Records to process —
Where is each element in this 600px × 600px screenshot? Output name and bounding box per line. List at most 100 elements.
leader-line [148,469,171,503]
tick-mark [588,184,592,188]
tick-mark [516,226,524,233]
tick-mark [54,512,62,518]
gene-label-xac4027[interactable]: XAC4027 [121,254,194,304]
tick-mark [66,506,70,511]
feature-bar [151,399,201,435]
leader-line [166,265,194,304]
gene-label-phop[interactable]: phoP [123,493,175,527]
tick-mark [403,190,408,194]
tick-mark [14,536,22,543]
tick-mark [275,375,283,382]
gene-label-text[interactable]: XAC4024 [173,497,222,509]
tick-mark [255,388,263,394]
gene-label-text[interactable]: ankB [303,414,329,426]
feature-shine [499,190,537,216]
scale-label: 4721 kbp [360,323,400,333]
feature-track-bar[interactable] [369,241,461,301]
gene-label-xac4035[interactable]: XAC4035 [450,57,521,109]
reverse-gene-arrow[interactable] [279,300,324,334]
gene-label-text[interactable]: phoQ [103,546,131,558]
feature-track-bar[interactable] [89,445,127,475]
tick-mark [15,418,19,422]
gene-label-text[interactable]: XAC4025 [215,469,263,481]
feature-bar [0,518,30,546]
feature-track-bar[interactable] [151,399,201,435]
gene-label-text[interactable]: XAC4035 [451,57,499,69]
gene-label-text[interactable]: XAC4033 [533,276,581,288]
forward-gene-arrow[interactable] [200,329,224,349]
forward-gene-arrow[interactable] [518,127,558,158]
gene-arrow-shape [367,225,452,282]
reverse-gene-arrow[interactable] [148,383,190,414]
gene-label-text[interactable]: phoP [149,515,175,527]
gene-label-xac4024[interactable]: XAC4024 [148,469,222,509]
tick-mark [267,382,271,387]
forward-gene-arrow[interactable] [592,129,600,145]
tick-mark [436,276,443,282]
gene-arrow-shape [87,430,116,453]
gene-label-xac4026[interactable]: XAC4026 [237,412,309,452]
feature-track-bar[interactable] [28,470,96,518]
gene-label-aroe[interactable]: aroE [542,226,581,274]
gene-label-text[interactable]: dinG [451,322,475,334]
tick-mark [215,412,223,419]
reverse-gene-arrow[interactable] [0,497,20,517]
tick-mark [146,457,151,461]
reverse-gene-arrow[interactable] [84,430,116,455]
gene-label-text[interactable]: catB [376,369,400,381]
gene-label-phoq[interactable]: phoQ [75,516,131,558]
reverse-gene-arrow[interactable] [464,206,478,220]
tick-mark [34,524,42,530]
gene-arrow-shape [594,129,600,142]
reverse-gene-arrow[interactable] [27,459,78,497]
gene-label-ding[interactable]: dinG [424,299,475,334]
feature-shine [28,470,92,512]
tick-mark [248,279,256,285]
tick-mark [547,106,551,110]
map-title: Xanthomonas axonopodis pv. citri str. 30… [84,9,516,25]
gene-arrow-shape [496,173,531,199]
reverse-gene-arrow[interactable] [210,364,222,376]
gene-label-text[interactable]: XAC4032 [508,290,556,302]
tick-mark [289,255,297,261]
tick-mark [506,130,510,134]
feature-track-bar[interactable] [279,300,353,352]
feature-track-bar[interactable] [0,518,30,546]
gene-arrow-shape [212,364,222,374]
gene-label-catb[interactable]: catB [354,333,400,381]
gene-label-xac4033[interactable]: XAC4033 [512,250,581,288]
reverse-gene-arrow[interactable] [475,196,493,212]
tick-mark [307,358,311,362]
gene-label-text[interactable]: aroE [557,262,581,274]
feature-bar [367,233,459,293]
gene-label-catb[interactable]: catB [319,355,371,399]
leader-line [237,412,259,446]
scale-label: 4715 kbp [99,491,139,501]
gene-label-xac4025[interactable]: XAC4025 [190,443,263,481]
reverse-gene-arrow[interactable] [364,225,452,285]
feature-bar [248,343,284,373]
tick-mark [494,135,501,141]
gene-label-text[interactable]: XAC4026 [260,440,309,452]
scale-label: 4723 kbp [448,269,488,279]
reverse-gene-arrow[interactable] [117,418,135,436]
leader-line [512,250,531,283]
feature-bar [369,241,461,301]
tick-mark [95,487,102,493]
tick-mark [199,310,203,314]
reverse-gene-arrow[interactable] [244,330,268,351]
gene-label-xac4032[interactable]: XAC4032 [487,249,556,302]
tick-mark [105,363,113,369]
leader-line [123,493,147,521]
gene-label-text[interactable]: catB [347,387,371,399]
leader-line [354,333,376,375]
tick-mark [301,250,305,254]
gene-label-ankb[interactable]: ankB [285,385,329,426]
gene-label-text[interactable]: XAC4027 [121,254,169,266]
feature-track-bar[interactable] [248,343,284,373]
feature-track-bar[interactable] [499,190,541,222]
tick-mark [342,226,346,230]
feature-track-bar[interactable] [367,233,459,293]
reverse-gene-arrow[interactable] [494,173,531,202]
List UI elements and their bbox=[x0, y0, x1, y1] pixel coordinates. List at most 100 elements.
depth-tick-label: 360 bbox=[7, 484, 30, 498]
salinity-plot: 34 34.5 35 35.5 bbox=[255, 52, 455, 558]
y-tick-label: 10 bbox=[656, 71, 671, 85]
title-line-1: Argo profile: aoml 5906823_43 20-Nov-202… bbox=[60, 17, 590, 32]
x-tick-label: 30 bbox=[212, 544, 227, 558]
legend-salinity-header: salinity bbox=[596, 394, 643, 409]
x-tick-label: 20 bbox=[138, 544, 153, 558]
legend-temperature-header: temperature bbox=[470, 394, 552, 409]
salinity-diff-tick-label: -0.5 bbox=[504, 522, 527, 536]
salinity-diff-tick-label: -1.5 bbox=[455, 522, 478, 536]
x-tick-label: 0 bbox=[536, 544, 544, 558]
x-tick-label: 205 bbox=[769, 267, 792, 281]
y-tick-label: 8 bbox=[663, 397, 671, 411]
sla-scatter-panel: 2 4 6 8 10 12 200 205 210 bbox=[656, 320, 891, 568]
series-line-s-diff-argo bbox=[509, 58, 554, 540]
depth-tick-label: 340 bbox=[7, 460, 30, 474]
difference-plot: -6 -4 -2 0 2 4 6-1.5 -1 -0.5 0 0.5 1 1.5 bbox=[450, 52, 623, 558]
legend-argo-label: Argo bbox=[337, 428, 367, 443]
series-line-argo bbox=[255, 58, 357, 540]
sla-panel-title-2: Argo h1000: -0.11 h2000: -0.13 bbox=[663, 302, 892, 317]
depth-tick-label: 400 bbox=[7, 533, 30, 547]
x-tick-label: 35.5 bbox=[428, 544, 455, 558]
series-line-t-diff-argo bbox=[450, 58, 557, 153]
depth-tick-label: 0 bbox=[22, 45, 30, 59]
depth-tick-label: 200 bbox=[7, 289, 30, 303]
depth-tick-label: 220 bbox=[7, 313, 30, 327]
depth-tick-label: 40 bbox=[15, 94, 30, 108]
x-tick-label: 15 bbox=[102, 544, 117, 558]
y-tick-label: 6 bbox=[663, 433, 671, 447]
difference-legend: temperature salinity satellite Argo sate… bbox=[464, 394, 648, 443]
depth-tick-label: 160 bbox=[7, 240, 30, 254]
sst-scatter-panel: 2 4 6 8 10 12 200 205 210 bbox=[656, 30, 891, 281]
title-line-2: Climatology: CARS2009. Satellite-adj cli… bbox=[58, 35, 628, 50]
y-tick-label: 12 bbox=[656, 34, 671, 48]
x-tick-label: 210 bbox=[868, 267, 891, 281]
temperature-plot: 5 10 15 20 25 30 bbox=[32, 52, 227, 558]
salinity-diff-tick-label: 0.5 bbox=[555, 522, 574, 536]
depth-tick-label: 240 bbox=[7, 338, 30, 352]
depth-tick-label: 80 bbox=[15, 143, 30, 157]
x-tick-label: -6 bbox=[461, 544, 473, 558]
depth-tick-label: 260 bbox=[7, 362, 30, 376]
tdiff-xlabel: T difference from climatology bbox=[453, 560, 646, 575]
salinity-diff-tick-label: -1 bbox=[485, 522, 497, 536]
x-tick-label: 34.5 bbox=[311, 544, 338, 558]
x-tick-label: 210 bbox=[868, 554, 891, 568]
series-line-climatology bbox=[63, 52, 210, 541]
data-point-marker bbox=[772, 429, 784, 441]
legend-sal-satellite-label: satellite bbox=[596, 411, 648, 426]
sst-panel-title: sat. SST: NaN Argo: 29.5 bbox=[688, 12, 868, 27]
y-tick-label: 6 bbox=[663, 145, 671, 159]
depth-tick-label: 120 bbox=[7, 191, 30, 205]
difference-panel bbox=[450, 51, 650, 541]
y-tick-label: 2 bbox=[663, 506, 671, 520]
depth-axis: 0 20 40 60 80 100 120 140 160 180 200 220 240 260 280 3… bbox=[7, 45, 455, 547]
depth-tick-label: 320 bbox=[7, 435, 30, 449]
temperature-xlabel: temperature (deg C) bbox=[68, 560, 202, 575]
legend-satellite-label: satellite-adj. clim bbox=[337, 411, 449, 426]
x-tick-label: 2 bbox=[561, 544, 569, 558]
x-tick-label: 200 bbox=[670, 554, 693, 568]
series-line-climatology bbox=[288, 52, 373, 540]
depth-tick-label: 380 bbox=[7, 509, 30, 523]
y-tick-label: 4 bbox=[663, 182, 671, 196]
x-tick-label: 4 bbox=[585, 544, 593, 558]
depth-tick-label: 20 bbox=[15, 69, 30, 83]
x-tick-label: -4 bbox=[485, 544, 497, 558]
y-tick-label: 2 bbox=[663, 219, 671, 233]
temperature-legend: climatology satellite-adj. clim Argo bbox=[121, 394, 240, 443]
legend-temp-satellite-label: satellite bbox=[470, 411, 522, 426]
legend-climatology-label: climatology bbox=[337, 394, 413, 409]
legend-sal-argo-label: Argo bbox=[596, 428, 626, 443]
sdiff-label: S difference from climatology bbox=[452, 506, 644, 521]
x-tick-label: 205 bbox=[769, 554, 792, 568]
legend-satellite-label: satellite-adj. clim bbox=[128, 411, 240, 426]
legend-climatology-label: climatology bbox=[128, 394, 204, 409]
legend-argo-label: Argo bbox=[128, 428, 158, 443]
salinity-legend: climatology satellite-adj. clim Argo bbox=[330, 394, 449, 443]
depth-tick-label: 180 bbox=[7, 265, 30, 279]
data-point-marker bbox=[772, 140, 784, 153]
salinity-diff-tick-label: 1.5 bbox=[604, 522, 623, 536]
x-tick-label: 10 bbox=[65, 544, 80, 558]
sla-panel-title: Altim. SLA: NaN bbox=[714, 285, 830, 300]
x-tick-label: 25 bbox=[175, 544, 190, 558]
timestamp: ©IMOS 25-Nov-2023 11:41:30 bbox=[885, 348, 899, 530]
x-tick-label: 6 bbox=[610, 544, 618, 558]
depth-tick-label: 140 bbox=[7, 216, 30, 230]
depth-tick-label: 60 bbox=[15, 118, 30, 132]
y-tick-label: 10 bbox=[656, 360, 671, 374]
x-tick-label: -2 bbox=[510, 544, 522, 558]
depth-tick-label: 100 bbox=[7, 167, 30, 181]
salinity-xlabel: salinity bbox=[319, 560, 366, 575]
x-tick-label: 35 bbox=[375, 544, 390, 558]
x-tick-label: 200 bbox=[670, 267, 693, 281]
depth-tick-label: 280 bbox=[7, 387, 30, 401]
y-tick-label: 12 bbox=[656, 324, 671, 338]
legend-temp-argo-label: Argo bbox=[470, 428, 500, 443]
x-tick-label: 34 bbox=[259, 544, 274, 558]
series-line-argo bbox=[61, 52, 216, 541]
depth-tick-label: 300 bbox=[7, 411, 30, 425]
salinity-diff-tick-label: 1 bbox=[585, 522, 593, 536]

To do — Please rewrite the data above as a JSON list of strings, one string per line with blank lines left out, starting at its first line and stopping after the line that contains "feature-shine [499,190,537,216]".

Solution to the problem —
[
  "Where is each element in this 600px × 600px screenshot? Output name and bounding box per line. List at most 100 elements.",
  "leader-line [148,469,171,503]",
  "tick-mark [588,184,592,188]",
  "tick-mark [516,226,524,233]",
  "tick-mark [54,512,62,518]",
  "gene-label-xac4027[interactable]: XAC4027 [121,254,194,304]",
  "tick-mark [66,506,70,511]",
  "feature-bar [151,399,201,435]",
  "leader-line [166,265,194,304]",
  "gene-label-phop[interactable]: phoP [123,493,175,527]",
  "tick-mark [403,190,408,194]",
  "tick-mark [14,536,22,543]",
  "tick-mark [275,375,283,382]",
  "gene-label-text[interactable]: XAC4024 [173,497,222,509]",
  "tick-mark [255,388,263,394]",
  "gene-label-text[interactable]: ankB [303,414,329,426]",
  "feature-shine [499,190,537,216]"
]